━━━ Records to use

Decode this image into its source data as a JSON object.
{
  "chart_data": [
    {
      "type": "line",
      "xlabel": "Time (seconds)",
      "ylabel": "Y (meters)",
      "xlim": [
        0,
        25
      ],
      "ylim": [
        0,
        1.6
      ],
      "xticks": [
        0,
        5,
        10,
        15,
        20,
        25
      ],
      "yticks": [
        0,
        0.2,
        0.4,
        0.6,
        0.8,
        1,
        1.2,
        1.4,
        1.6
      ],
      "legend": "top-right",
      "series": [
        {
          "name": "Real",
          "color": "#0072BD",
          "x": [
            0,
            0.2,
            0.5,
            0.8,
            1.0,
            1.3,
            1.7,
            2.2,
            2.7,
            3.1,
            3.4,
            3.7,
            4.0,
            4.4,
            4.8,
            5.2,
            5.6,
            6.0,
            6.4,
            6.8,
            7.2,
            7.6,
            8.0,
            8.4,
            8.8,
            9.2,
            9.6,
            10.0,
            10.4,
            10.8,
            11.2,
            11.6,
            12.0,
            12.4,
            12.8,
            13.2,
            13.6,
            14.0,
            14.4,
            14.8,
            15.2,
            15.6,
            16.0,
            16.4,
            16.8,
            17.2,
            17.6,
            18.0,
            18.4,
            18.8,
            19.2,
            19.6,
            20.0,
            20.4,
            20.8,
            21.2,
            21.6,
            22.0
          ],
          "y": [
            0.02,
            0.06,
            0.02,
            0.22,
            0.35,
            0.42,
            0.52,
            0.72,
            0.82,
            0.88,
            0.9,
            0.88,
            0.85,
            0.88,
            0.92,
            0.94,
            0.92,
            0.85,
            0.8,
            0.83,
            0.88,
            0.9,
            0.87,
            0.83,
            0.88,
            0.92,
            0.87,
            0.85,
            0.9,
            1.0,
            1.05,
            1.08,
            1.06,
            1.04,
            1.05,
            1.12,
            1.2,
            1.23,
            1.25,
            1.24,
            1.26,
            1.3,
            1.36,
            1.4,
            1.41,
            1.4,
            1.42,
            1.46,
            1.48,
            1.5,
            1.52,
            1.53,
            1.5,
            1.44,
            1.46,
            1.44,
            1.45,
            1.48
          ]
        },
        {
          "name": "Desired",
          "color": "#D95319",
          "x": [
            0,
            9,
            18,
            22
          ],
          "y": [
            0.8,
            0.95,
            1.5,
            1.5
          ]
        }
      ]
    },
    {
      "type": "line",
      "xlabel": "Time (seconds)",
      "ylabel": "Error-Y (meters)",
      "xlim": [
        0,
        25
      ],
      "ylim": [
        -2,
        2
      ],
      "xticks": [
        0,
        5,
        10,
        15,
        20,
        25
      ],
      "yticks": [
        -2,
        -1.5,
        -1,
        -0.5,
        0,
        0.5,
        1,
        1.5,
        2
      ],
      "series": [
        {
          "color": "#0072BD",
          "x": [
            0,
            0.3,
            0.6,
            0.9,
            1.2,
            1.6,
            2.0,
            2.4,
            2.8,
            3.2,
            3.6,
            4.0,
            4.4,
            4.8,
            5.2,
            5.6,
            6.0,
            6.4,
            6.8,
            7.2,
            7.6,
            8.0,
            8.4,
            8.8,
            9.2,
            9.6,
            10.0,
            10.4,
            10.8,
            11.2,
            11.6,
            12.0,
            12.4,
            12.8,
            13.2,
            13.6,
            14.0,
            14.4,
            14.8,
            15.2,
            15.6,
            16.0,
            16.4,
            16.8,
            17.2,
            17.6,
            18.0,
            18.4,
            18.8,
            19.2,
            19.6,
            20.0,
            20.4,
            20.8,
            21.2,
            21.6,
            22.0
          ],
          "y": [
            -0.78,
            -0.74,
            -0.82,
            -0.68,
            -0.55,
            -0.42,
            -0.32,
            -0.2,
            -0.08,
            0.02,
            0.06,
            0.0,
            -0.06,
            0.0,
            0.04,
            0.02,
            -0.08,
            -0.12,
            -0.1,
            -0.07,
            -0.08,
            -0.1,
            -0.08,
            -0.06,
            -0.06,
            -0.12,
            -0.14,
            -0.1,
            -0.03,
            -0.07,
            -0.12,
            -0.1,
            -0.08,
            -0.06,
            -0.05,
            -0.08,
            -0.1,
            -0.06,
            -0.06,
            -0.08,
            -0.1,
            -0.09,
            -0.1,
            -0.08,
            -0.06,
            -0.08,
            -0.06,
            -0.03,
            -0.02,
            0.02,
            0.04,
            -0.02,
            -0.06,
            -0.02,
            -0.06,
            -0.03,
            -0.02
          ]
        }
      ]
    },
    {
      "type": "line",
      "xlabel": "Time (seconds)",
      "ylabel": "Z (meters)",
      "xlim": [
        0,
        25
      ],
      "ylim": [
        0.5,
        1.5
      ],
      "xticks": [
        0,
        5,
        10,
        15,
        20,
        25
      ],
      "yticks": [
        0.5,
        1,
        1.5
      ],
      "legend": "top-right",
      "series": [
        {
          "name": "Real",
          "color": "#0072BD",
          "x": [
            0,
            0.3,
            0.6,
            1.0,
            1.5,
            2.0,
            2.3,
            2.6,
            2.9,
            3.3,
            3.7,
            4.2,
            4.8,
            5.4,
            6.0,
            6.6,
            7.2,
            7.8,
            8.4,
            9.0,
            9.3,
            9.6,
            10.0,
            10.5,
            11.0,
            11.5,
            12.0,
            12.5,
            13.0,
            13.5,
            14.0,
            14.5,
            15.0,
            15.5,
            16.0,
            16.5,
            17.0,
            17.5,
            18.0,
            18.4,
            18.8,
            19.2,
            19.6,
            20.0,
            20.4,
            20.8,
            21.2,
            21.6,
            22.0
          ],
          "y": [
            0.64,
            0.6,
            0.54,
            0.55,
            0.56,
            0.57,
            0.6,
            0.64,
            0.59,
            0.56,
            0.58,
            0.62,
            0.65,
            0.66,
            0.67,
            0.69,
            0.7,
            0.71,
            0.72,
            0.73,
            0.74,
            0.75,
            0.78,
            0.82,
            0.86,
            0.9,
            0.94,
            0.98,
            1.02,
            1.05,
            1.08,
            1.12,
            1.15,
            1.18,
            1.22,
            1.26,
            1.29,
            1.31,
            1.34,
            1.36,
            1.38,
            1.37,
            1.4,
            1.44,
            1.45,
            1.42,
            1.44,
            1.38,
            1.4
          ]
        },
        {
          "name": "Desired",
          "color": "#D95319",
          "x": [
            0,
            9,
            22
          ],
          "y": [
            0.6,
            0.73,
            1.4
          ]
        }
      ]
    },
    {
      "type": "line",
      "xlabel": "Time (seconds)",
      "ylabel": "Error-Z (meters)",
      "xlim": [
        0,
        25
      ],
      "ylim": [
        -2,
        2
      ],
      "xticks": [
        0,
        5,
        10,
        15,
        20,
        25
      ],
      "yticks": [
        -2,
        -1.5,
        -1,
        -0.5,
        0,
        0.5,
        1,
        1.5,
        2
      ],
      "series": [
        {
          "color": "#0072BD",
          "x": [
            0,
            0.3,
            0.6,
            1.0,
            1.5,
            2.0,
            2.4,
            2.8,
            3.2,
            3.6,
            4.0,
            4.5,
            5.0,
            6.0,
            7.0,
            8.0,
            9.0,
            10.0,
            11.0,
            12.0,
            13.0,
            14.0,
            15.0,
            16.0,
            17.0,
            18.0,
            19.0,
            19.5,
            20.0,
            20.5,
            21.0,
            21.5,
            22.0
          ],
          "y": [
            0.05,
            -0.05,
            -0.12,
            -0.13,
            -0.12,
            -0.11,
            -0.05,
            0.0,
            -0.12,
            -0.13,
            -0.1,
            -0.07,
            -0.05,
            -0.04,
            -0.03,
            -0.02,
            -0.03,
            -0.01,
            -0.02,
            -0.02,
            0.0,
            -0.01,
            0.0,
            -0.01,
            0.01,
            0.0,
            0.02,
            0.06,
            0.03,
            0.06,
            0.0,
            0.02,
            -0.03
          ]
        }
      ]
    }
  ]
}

━━━━━━

• _What is expected_: Keep only those lines of the records that hold "Error", and return them.

• _Final answer_:
      "ylabel": "Error-Y (meters)",
      "ylabel": "Error-Z (meters)",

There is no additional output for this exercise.